Aim of the task: Retype the records that come next, word for word.

####

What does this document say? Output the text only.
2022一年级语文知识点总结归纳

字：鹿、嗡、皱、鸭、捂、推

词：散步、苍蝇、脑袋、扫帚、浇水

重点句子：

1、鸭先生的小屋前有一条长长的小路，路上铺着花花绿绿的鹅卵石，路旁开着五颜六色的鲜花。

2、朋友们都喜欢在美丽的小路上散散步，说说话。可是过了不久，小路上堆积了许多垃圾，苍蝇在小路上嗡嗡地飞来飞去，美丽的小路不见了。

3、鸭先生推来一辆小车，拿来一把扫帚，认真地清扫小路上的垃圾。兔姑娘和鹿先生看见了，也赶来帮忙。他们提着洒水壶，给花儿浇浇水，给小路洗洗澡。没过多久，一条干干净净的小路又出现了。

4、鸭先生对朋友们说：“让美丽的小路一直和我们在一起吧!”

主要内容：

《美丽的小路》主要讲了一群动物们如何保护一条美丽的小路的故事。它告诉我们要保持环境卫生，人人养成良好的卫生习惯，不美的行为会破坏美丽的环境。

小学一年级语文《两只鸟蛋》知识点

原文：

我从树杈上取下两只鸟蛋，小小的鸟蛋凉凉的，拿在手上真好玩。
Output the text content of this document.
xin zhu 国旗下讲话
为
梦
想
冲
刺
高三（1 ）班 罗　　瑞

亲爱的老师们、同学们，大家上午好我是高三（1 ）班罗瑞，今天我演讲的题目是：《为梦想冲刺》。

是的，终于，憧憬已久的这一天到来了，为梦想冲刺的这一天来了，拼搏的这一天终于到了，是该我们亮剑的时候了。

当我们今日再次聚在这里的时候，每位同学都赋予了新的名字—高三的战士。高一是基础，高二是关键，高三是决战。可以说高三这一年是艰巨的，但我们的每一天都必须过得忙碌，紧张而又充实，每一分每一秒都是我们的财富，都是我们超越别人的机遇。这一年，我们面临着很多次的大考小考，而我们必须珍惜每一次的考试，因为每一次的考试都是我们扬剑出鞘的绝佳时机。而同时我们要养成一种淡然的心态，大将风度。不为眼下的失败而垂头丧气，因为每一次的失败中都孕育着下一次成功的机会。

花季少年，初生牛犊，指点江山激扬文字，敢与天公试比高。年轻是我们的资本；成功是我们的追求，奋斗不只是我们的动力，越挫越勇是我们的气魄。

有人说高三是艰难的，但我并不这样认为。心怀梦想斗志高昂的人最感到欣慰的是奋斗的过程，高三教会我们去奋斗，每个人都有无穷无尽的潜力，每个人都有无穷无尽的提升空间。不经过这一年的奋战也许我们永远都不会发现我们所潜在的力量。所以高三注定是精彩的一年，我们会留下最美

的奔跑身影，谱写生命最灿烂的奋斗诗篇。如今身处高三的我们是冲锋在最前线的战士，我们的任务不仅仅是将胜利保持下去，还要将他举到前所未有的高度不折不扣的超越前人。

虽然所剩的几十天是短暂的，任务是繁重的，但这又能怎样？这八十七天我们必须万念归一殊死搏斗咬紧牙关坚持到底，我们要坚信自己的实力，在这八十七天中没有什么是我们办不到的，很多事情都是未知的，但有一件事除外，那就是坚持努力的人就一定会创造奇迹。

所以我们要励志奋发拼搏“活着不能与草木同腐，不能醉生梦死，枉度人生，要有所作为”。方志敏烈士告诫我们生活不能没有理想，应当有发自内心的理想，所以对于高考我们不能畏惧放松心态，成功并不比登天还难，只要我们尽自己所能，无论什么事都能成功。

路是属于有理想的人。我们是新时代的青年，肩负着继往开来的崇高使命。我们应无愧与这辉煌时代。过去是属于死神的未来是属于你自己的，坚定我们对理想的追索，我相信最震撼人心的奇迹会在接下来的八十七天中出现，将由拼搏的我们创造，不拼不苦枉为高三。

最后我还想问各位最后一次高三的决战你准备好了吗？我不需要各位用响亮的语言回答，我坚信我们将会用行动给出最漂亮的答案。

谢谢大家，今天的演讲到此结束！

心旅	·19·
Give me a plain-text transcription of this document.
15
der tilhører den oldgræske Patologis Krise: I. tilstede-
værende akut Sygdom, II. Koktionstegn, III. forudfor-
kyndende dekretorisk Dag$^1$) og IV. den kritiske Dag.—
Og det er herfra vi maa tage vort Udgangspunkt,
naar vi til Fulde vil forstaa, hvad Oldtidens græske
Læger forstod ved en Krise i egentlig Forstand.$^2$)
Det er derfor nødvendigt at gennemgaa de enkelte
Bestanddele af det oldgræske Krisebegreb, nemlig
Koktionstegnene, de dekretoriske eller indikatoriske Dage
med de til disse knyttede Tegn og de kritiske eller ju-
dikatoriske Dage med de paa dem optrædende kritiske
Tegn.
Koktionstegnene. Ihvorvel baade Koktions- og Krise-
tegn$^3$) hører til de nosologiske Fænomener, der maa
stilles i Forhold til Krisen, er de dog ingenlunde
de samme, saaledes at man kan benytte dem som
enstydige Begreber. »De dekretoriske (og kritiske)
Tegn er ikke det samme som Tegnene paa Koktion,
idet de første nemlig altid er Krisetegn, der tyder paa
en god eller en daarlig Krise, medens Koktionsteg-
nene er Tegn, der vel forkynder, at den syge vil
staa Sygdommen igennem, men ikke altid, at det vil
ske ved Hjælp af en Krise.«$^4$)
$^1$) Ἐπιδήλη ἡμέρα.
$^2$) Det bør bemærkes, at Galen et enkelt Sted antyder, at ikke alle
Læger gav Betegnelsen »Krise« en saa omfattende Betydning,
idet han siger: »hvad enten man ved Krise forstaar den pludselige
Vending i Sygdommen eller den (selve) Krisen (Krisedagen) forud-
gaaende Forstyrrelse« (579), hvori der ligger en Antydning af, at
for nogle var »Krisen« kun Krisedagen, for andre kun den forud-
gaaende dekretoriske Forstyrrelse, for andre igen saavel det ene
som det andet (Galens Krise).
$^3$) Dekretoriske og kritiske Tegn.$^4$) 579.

####

Result of the exercise:
What does this document say? Output the text only.
2022一年级语文知识点总结归纳

字：鹿、嗡、皱、鸭、捂、推

词：散步、苍蝇、脑袋、扫帚、浇水

重点句子：

1、鸭先生的小屋前有一条长长的小路，路上铺着花花绿绿的鹅卵石，路旁开着五颜六色的鲜花。

2、朋友们都喜欢在美丽的小路上散散步，说说话。可是过了不久，小路上堆积了许多垃圾，苍蝇在小路上嗡嗡地飞来飞去，美丽的小路不见了。

3、鸭先生推来一辆小车，拿来一把扫帚，认真地清扫小路上的垃圾。兔姑娘和鹿先生看见了，也赶来帮忙。他们提着洒水壶，给花儿浇浇水，给小路洗洗澡。没过多久，一条干干净净的小路又出现了。

4、鸭先生对朋友们说：“让美丽的小路一直和我们在一起吧!”

主要内容：

《美丽的小路》主要讲了一群动物们如何保护一条美丽的小路的故事。它告诉我们要保持环境卫生，人人养成良好的卫生习惯，不美的行为会破坏美丽的环境。

小学一年级语文《两只鸟蛋》知识点

原文：

我从树杈上取下两只鸟蛋，小小的鸟蛋凉凉的，拿在手上真好玩。
Output the text content of this document.
xin zhu 国旗下讲话
为
梦
想
冲
刺
高三（1 ）班 罗　　瑞

亲爱的老师们、同学们，大家上午好我是高三（1 ）班罗瑞，今天我演讲的题目是：《为梦想冲刺》。

是的，终于，憧憬已久的这一天到来了，为梦想冲刺的这一天来了，拼搏的这一天终于到了，是该我们亮剑的时候了。

当我们今日再次聚在这里的时候，每位同学都赋予了新的名字—高三的战士。高一是基础，高二是关键，高三是决战。可以说高三这一年是艰巨的，但我们的每一天都必须过得忙碌，紧张而又充实，每一分每一秒都是我们的财富，都是我们超越别人的机遇。这一年，我们面临着很多次的大考小考，而我们必须珍惜每一次的考试，因为每一次的考试都是我们扬剑出鞘的绝佳时机。而同时我们要养成一种淡然的心态，大将风度。不为眼下的失败而垂头丧气，因为每一次的失败中都孕育着下一次成功的机会。

花季少年，初生牛犊，指点江山激扬文字，敢与天公试比高。年轻是我们的资本；成功是我们的追求，奋斗不只是我们的动力，越挫越勇是我们的气魄。

有人说高三是艰难的，但我并不这样认为。心怀梦想斗志高昂的人最感到欣慰的是奋斗的过程，高三教会我们去奋斗，每个人都有无穷无尽的潜力，每个人都有无穷无尽的提升空间。不经过这一年的奋战也许我们永远都不会发现我们所潜在的力量。所以高三注定是精彩的一年，我们会留下最美

的奔跑身影，谱写生命最灿烂的奋斗诗篇。如今身处高三的我们是冲锋在最前线的战士，我们的任务不仅仅是将胜利保持下去，还要将他举到前所未有的高度不折不扣的超越前人。

虽然所剩的几十天是短暂的，任务是繁重的，但这又能怎样？这八十七天我们必须万念归一殊死搏斗咬紧牙关坚持到底，我们要坚信自己的实力，在这八十七天中没有什么是我们办不到的，很多事情都是未知的，但有一件事除外，那就是坚持努力的人就一定会创造奇迹。

所以我们要励志奋发拼搏“活着不能与草木同腐，不能醉生梦死，枉度人生，要有所作为”。方志敏烈士告诫我们生活不能没有理想，应当有发自内心的理想，所以对于高考我们不能畏惧放松心态，成功并不比登天还难，只要我们尽自己所能，无论什么事都能成功。

路是属于有理想的人。我们是新时代的青年，肩负着继往开来的崇高使命。我们应无愧与这辉煌时代。过去是属于死神的未来是属于你自己的，坚定我们对理想的追索，我相信最震撼人心的奇迹会在接下来的八十七天中出现，将由拼搏的我们创造，不拼不苦枉为高三。

最后我还想问各位最后一次高三的决战你准备好了吗？我不需要各位用响亮的语言回答，我坚信我们将会用行动给出最漂亮的答案。

谢谢大家，今天的演讲到此结束！

心旅	·19·
Give me a plain-text transcription of this document.
15
der tilhører den oldgræske Patologis Krise: I. tilstede-
værende akut Sygdom, II. Koktionstegn, III. forudfor-
kyndende dekretorisk Dag$^1$) og IV. den kritiske Dag.—
Og det er herfra vi maa tage vort Udgangspunkt,
naar vi til Fulde vil forstaa, hvad Oldtidens græske
Læger forstod ved en Krise i egentlig Forstand.$^2$)
Det er derfor nødvendigt at gennemgaa de enkelte
Bestanddele af det oldgræske Krisebegreb, nemlig
Koktionstegnene, de dekretoriske eller indikatoriske Dage
med de til disse knyttede Tegn og de kritiske eller ju-
dikatoriske Dage med de paa dem optrædende kritiske
Tegn.
Koktionstegnene. Ihvorvel baade Koktions- og Krise-
tegn$^3$) hører til de nosologiske Fænomener, der maa
stilles i Forhold til Krisen, er de dog ingenlunde
de samme, saaledes at man kan benytte dem som
enstydige Begreber. »De dekretoriske (og kritiske)
Tegn er ikke det samme som Tegnene paa Koktion,
idet de første nemlig altid er Krisetegn, der tyder paa
en god eller en daarlig Krise, medens Koktionsteg-
nene er Tegn, der vel forkynder, at den syge vil
staa Sygdommen igennem, men ikke altid, at det vil
ske ved Hjælp af en Krise.«$^4$)
$^1$) Ἐπιδήλη ἡμέρα.
$^2$) Det bør bemærkes, at Galen et enkelt Sted antyder, at ikke alle
Læger gav Betegnelsen »Krise« en saa omfattende Betydning,
idet han siger: »hvad enten man ved Krise forstaar den pludselige
Vending i Sygdommen eller den (selve) Krisen (Krisedagen) forud-
gaaende Forstyrrelse« (579), hvori der ligger en Antydning af, at
for nogle var »Krisen« kun Krisedagen, for andre kun den forud-
gaaende dekretoriske Forstyrrelse, for andre igen saavel det ene
som det andet (Galens Krise).
$^3$) Dekretoriske og kritiske Tegn.$^4$) 579.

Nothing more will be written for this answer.